■ TASK STATEMENT
Identify the lines that include the word "questions", then copy all of them.

■ RECORD EXTRACTS
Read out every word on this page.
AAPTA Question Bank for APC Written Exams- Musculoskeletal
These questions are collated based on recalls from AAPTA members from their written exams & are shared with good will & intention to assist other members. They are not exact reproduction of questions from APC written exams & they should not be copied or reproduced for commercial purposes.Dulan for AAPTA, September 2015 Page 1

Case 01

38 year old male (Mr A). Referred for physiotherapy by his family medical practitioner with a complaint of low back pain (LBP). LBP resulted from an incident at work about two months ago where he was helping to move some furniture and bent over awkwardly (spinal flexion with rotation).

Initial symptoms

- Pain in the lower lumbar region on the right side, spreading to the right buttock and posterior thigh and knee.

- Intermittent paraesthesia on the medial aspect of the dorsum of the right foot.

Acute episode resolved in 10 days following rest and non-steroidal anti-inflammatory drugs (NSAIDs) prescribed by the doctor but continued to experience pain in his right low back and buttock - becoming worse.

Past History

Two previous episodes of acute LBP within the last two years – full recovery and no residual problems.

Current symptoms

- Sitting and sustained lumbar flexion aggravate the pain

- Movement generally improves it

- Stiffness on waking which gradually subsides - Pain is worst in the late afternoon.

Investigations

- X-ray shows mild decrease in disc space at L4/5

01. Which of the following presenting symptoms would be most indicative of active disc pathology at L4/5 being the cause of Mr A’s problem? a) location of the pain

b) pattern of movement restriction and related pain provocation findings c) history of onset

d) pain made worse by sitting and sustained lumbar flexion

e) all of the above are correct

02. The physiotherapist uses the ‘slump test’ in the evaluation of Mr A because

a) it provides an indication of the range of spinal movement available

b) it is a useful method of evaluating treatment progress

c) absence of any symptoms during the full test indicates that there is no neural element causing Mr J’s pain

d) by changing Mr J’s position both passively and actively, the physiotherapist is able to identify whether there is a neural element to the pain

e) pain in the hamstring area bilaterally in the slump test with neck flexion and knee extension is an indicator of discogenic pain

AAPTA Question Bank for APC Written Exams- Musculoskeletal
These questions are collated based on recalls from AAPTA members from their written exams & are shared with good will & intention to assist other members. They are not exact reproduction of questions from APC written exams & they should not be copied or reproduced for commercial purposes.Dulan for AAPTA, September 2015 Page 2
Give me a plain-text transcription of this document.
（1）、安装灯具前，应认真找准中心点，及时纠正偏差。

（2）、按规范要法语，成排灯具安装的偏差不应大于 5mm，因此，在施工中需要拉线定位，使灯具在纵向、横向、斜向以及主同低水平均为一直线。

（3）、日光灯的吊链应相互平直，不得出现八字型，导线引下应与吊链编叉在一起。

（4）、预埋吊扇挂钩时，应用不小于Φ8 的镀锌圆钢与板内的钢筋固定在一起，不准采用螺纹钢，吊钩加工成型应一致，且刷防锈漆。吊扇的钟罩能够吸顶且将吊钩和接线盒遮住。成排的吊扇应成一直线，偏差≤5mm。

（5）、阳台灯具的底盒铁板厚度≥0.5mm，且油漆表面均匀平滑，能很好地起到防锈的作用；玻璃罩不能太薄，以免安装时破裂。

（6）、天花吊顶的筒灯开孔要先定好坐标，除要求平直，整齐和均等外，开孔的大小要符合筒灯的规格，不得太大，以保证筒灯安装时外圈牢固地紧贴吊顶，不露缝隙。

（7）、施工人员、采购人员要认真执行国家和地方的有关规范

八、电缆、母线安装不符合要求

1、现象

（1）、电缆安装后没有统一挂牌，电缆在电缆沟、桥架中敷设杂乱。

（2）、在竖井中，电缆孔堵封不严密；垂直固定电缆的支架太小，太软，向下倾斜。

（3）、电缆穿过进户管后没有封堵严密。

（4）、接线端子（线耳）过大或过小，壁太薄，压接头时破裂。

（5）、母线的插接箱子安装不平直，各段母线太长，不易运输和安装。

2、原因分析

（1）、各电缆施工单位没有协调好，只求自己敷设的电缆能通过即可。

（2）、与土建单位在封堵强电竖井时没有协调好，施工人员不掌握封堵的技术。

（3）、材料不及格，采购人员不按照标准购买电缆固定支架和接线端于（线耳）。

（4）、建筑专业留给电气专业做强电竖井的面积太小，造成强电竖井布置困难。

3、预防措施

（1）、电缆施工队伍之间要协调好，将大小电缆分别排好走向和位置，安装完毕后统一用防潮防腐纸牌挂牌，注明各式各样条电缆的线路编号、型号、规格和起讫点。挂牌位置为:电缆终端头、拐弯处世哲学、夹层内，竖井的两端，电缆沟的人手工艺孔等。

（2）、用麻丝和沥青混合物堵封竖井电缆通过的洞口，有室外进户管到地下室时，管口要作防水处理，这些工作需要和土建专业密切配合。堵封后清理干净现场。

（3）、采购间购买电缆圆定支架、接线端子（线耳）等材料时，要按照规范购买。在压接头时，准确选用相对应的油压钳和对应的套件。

■ SOLUTION FOR THIS PROBLEM
These questions are collated based on recalls from AAPTA members from their written exams & are shared with good will & intention to assist other members. They are not exact reproduction of questions from APC written exams & they should not be copied or reproduced for commercial purposes.Dulan for AAPTA, September 2015 Page 1
These questions are collated based on recalls from AAPTA members from their written exams & are shared with good will & intention to assist other members. They are not exact reproduction of questions from APC written exams & they should not be copied or reproduced for commercial purposes.Dulan for AAPTA, September 2015 Page 2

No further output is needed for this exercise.